**SELECTED PASSAGE:**
● ● ●

The Damage from Unprincipled, Greedy Colleges

Have you noticed that as more Americans have obtained college degrees, the nation has seen more divisiveness, more tawdriness and vulgarity, more asinine and sophomoric news coverage, more personal and governmental indebtedness, more herding behavior, more suicides, more escape from reality through psychotropic and recreational drugs, more skin covered with bad art, and more scoundrels and nitwits from both parties in national office?

At the same time, college tuition has skyrocketed along with student loans, as colleges have built swank dorms, huge sports complexes, and country-club-like amenities—and as they have hired legions of diversity deans at salaries of $200,000 or more.  College football and basketball coaches make a lot more, but at least they are held accountable for results.

It seems like an impossible feat, but college administrators and faculty have become even more unprincipled and greedy than the stereotypical investment banker or hedge fund operator.  In fact, the collegiate flimflammers have absconded with more loot than Bernie Madoff's haul.  The $1.5 trillion in outstanding student loans is just a fraction of the loot.

Yet with no apparent embarrassment, shame or self-awareness, they preach about social justice, diversity and income inequality.  They also preach about sustainability and global warming, without noticing or caring that most of the humongous buildings on campus go unused much of the day and year but have to be constantly air-conditioned or heated.  Certainly, if they cared as much about the environment as they say, they could hold more classes in the evening and summer at deep discounts to students or find other uses for the buildings, such as housing the homeless.

● ● ●

**RECORD EXTRACTS:**
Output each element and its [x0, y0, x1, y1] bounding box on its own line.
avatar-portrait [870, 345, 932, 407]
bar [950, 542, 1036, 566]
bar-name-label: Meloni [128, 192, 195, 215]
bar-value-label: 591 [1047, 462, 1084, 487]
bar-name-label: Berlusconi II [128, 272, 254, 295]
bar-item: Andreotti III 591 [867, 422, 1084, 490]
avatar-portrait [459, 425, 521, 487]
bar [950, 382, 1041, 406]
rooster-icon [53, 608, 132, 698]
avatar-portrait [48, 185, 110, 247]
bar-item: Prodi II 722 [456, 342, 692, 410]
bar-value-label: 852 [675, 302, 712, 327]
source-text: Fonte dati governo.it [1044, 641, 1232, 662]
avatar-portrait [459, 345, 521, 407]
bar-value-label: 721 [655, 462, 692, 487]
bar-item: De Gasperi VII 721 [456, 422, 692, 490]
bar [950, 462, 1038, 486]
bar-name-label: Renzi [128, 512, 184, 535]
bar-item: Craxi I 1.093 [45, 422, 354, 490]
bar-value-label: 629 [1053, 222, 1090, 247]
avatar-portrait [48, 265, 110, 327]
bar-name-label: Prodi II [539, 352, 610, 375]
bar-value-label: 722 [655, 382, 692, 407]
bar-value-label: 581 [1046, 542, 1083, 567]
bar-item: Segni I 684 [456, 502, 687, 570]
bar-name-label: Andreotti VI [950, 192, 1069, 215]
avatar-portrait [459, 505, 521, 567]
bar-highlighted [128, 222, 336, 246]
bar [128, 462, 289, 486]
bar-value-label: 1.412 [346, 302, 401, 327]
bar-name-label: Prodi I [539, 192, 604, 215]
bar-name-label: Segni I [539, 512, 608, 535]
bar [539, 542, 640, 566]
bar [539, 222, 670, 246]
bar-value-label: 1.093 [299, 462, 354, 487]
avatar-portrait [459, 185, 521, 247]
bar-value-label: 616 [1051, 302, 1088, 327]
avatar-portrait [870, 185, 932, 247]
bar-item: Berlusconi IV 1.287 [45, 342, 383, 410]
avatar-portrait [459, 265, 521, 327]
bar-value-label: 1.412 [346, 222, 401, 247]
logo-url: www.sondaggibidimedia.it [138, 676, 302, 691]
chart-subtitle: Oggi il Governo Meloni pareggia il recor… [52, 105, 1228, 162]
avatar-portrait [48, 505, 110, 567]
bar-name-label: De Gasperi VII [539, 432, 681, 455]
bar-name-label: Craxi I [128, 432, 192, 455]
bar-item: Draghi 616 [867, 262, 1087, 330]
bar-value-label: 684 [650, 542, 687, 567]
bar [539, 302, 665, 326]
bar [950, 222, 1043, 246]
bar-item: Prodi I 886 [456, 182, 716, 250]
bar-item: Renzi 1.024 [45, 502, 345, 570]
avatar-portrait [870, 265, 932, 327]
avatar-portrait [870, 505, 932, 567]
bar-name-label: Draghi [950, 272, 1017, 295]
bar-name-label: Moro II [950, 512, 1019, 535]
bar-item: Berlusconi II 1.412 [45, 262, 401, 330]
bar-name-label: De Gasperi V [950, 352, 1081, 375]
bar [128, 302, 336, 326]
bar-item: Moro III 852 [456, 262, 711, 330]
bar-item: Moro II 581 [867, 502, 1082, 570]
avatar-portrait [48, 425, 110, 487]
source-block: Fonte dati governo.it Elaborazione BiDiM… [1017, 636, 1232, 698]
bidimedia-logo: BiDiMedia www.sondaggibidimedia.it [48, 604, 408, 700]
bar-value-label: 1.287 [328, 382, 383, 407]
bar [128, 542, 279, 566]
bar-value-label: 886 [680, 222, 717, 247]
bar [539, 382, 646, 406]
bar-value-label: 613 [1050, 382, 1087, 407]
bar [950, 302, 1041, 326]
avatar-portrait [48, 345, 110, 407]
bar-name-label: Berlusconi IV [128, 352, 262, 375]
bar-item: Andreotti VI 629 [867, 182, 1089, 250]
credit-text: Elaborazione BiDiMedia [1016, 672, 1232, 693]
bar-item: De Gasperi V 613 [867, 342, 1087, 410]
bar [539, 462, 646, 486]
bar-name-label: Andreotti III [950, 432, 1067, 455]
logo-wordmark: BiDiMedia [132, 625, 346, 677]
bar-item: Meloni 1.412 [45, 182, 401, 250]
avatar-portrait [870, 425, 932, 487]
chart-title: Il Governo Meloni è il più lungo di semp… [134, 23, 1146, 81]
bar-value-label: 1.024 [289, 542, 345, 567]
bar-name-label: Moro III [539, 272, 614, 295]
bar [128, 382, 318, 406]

● ● ●

**GIVEN INSTRUCTION 1:**
In the passage on colleges, translate this sentence into Spanish: "College football and basketball coaches make a lot more, but at least they are held accountable for results."
**GIVEN INSTRUCTION 2:**
Copy the rows word for word, beginning at the first row and stopping after the row that contains "bar-item: Craxi I 1.093 [45, 422, 354, 490]".

**TASK RESPONSE 1:**
Los entrenadores de fútbol americano y baloncesto universitarios ganan mucho más, pero al menos se les exige rendir cuentas por los resultados.

**TASK RESPONSE 2:**
Output each element and its [x0, y0, x1, y1] bounding box on its own line.
avatar-portrait [870, 345, 932, 407]
bar [950, 542, 1036, 566]
bar-name-label: Meloni [128, 192, 195, 215]
bar-value-label: 591 [1047, 462, 1084, 487]
bar-name-label: Berlusconi II [128, 272, 254, 295]
bar-item: Andreotti III 591 [867, 422, 1084, 490]
avatar-portrait [459, 425, 521, 487]
bar [950, 382, 1041, 406]
rooster-icon [53, 608, 132, 698]
avatar-portrait [48, 185, 110, 247]
bar-item: Prodi II 722 [456, 342, 692, 410]
bar-value-label: 852 [675, 302, 712, 327]
source-text: Fonte dati governo.it [1044, 641, 1232, 662]
avatar-portrait [459, 345, 521, 407]
bar-value-label: 721 [655, 462, 692, 487]
bar-item: De Gasperi VII 721 [456, 422, 692, 490]
bar [950, 462, 1038, 486]
bar-name-label: Renzi [128, 512, 184, 535]
bar-item: Craxi I 1.093 [45, 422, 354, 490]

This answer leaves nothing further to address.